# Task details:
Your task is to print every entry below exactly as given.
>> Start Excerpted records
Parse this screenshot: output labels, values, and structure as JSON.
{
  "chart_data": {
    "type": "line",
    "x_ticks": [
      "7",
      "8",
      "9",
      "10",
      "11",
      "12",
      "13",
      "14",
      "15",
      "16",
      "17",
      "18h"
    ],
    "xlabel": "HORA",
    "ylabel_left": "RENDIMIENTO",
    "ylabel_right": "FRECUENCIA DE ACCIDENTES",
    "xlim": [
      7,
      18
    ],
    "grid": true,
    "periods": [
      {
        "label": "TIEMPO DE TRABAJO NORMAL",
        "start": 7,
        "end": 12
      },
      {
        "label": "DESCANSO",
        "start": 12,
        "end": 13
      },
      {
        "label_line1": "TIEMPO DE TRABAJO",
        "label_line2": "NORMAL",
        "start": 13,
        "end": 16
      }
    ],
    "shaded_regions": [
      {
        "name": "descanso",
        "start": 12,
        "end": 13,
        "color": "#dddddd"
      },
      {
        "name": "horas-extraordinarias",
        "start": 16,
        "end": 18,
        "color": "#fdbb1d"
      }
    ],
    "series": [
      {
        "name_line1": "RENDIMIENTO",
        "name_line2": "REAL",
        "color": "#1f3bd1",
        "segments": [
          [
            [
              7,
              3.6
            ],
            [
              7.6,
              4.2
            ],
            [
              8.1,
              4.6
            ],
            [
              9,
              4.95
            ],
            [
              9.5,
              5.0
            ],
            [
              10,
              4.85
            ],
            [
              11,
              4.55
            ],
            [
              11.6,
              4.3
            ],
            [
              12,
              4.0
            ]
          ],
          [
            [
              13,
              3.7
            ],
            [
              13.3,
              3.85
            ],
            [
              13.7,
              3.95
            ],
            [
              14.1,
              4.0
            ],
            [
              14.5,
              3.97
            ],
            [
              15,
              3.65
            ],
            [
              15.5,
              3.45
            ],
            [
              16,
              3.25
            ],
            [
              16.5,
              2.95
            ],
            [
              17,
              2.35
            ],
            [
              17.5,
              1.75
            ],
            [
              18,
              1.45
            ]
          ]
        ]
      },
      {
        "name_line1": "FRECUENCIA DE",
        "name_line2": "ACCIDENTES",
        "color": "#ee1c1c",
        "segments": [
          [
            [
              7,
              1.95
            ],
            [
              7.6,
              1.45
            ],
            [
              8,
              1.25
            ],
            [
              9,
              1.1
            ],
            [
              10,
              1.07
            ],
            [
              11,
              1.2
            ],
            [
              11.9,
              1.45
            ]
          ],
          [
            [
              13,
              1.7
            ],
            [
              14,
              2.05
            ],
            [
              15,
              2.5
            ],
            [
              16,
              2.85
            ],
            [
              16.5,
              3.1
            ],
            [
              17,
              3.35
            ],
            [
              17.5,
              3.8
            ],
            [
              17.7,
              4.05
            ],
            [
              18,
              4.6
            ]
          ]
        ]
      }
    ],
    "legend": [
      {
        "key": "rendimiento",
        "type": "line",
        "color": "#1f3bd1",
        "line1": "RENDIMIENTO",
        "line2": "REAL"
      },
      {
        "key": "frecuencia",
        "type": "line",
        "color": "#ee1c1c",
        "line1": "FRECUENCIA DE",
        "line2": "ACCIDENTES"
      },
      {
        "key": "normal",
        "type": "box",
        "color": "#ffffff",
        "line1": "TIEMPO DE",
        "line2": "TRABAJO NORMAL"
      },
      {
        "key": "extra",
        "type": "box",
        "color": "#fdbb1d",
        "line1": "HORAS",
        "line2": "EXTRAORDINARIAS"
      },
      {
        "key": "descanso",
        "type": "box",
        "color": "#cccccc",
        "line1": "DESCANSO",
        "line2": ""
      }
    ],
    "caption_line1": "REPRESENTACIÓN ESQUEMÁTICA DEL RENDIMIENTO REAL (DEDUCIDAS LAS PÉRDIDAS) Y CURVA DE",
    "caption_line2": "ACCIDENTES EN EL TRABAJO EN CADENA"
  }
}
>> End Excerpted records
# The reply:
Parse this screenshot: output labels, values, and structure as JSON.
{
  "chart_data": {
    "type": "line",
    "x_ticks": [
      "7",
      "8",
      "9",
      "10",
      "11",
      "12",
      "13",
      "14",
      "15",
      "16",
      "17",
      "18h"
    ],
    "xlabel": "HORA",
    "ylabel_left": "RENDIMIENTO",
    "ylabel_right": "FRECUENCIA DE ACCIDENTES",
    "xlim": [
      7,
      18
    ],
    "grid": true,
    "periods": [
      {
        "label": "TIEMPO DE TRABAJO NORMAL",
        "start": 7,
        "end": 12
      },
      {
        "label": "DESCANSO",
        "start": 12,
        "end": 13
      },
      {
        "label_line1": "TIEMPO DE TRABAJO",
        "label_line2": "NORMAL",
        "start": 13,
        "end": 16
      }
    ],
    "shaded_regions": [
      {
        "name": "descanso",
        "start": 12,
        "end": 13,
        "color": "#dddddd"
      },
      {
        "name": "horas-extraordinarias",
        "start": 16,
        "end": 18,
        "color": "#fdbb1d"
      }
    ],
    "series": [
      {
        "name_line1": "RENDIMIENTO",
        "name_line2": "REAL",
        "color": "#1f3bd1",
        "segments": [
          [
            [
              7,
              3.6
            ],
            [
              7.6,
              4.2
            ],
            [
              8.1,
              4.6
            ],
            [
              9,
              4.95
            ],
            [
              9.5,
              5.0
            ],
            [
              10,
              4.85
            ],
            [
              11,
              4.55
            ],
            [
              11.6,
              4.3
            ],
            [
              12,
              4.0
            ]
          ],
          [
            [
              13,
              3.7
            ],
            [
              13.3,
              3.85
            ],
            [
              13.7,
              3.95
            ],
            [
              14.1,
              4.0
            ],
            [
              14.5,
              3.97
            ],
            [
              15,
              3.65
            ],
            [
              15.5,
              3.45
            ],
            [
              16,
              3.25
            ],
            [
              16.5,
              2.95
            ],
            [
              17,
              2.35
            ],
            [
              17.5,
              1.75
            ],
            [
              18,
              1.45
            ]
          ]
        ]
      },
      {
        "name_line1": "FRECUENCIA DE",
        "name_line2": "ACCIDENTES",
        "color": "#ee1c1c",
        "segments": [
          [
            [
              7,
              1.95
            ],
            [
              7.6,
              1.45
            ],
            [
              8,
              1.25
            ],
            [
              9,
              1.1
            ],
            [
              10,
              1.07
            ],
            [
              11,
              1.2
            ],
            [
              11.9,
              1.45
            ]
          ],
          [
            [
              13,
              1.7
            ],
            [
              14,
              2.05
            ],
            [
              15,
              2.5
            ],
            [
              16,
              2.85
            ],
            [
              16.5,
              3.1
            ],
            [
              17,
              3.35
            ],
            [
              17.5,
              3.8
            ],
            [
              17.7,
              4.05
            ],
            [
              18,
              4.6
            ]
          ]
        ]
      }
    ],
    "legend": [
      {
        "key": "rendimiento",
        "type": "line",
        "color": "#1f3bd1",
        "line1": "RENDIMIENTO",
        "line2": "REAL"
      },
      {
        "key": "frecuencia",
        "type": "line",
        "color": "#ee1c1c",
        "line1": "FRECUENCIA DE",
        "line2": "ACCIDENTES"
      },
      {
        "key": "normal",
        "type": "box",
        "color": "#ffffff",
        "line1": "TIEMPO DE",
        "line2": "TRABAJO NORMAL"
      },
      {
        "key": "extra",
        "type": "box",
        "color": "#fdbb1d",
        "line1": "HORAS",
        "line2": "EXTRAORDINARIAS"
      },
      {
        "key": "descanso",
        "type": "box",
        "color": "#cccccc",
        "line1": "DESCANSO",
        "line2": ""
      }
    ],
    "caption_line1": "REPRESENTACIÓN ESQUEMÁTICA DEL RENDIMIENTO REAL (DEDUCIDAS LAS PÉRDIDAS) Y CURVA DE",
    "caption_line2": "ACCIDENTES EN EL TRABAJO EN CADENA"
  }
}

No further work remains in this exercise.